FRAGMENT TEKSTU:
________________________________________

×
logo
kontakt:
redakcjaeko.org.pl
odkrywki dla klimatu energia prawo rzeki smog ptaki drzewa o nas gry
logo
 

4 czerwca 2013
info
 

Dlaczego i kogo wkurzają ekolodzy?

Niektóre środowiska ekologów i Zielonych podejrzewają, że te nieustanne ataki na nich to wynik zorganizowanej akcji. Ja tak nie sądzę.

W internecie toczy się wymiana, a właściwe bardzo często wojna poglądów – wojna najostrzejsza, gdy anonimowa. Chroniący środowisko i przyrodę, zwani dziś potocznie ekologami, nie mają dobrych notowań. Wystarczy, że na dowolnym portalu ukaże się informacja dotycząca ochrony klimatu, koniecznych zmian w energetyce, wątpliwości związanych z budową odkrywek, elektrowni na węgiel brunatny czy metody wydobycia gazu łupkowego natychmiast pojawiają się ostre, szkalujące słowa krytyki w komentarzach pod artykułem. Jeśli wpisy są anonimowe, wiele z nich jest obraźliwych. Zawierają mało argumentów, natomiast dużo inwektyw, wyzywania ekologów od terrorystów, agentów Zachodu lub Wschodu (w zależności od kontekstu) czy tych, którzy kochają bardziej kwiatki i motylki niż ludzi, etc.

Niektóre środowiska ekologów i Zielonych podejrzewają, że te nieustanne ataki na nich to wynik zorganizowanej akcji. Ja tak nie sądzę, choć przedstawione powyżej opinie o ekologach są również wygłaszane, już nieanonimowo, przez przedstawicieli władz. Przykładem może być tu znana wypowiedź byłego ministra skarbu o szkodliwości działań organizacji ekologicznych. Ministrowi nie podobały się sukcesy tych organizacji, które korzystając z instrumentów polskiego prawa ochrony środowiska wszczynały postępowania sądowe mające na celu kontrolę legalności decyzji administracyjnych dotyczących budowy nowych elektrowni. W działaniach tych minister doszukiwał się obcych interesów i spisku.

________________________________________

WYODRĘBNIONE REKORDY:
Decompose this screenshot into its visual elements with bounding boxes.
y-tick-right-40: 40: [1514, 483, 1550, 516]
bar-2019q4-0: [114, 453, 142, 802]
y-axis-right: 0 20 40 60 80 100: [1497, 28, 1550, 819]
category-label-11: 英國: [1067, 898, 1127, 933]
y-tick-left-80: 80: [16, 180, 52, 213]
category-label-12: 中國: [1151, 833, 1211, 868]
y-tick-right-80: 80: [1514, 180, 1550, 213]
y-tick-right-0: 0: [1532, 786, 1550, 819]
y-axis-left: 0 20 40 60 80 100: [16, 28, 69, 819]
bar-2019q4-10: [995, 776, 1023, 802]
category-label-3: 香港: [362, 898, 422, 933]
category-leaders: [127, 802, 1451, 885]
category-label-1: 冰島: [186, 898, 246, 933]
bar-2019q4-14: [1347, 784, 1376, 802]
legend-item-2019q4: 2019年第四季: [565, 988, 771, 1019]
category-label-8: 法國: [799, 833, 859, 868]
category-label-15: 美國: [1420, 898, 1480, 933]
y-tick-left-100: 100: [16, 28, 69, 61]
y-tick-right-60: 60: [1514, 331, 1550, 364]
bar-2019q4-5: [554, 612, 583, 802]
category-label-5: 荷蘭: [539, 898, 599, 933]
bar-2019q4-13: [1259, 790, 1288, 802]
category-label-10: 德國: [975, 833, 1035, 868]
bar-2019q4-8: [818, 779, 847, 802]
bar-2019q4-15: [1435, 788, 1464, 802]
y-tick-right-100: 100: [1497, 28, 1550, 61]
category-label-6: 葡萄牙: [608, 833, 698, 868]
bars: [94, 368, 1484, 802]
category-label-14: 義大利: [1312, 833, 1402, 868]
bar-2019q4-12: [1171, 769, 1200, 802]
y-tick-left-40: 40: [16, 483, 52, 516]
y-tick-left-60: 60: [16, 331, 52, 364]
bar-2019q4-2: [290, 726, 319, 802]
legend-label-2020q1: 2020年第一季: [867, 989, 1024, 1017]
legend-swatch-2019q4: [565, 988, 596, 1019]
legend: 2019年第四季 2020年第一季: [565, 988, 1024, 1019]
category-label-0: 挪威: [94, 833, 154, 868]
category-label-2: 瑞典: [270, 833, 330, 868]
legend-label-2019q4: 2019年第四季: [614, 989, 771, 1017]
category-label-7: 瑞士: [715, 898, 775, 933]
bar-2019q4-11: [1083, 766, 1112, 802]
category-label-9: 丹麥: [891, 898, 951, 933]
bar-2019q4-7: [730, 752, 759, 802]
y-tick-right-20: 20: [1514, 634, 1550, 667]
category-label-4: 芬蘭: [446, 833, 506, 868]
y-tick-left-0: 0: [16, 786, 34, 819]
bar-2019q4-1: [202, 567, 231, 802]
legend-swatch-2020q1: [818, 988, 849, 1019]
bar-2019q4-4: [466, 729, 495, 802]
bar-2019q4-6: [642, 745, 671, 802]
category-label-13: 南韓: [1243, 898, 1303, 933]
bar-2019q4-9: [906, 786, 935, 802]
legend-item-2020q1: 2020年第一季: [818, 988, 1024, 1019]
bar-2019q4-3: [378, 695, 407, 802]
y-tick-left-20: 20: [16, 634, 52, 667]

________________________________________

OPIS ZADANIA:
Pisz dalej tekst o atakach na ekologów, zaczynając od miejsca, w którym się kończy. Rekordy nie mają żadnego związku z tekstem o atakach na ekologów.

ODPOWIEDŹ:
  W tym miejscu warto zatrzymać się na chwilę i poświęcić trochę miejsca bardzo aktualnemu tematowi, a mianowicie: „łupki a sprawa polska”. Wątpiący w nieszkodliwość wydobycia gazu łupkowego ekolodzy i Zieloni są przedstawiani, wprost lub pośrednio, jako agenci rosyjskiego Gazpromu lub przemysłu atomowego, który rzekomo spowodował moratorium na ten gaz we Francji. Nasz minister skarbu z wykształcenia archeolog śródziemnomorski, pił przed kamerami płyn szczelinujący stosowany przy wydobyciu gazu łupkowego, aby przekonać obywateli o braku szkodliwości całego procesu. Był to najprawdopodobniej płyn innego pochodzenia, gdyż prawdziwy płyn zawiera substancje toksyczne, a minister mimo wszystko nie wyglądał na samobójcę. Polityk bez większego wahania nakazywał podległym sobie spółkom skarbu państwa angażowanie środków w ryzykowną dziedzinę poszukiwania gazu łupkowego. Choć ceniony przez premiera, dla ekologów i Zielonych, a także, jak mi wiadomo, dla innych obywateli nie był postacią szczególnie wiarygodną. Po emisji programu, w którym minister pił rzekomy płyn szczelinujący, otrzymywałem telefony nakłaniające mnie do wniesienia do prokuratury zawiadomienia o popełnieniu przestępstwa przez ministra. Polityk swoją demonstracją świadomie wprowadzał w błąd, co stanowić mogło zagrożenie dla życia i zdrowia obywateli. Mając jednak duże wątpliwości co do sensowności wszczynania postępowania sądowego ze względu na zanurzenie aparatu państwowego w oparach „taniego i czystego” gazu łupkowego, postanowiłem dyplomatycznie poczekać.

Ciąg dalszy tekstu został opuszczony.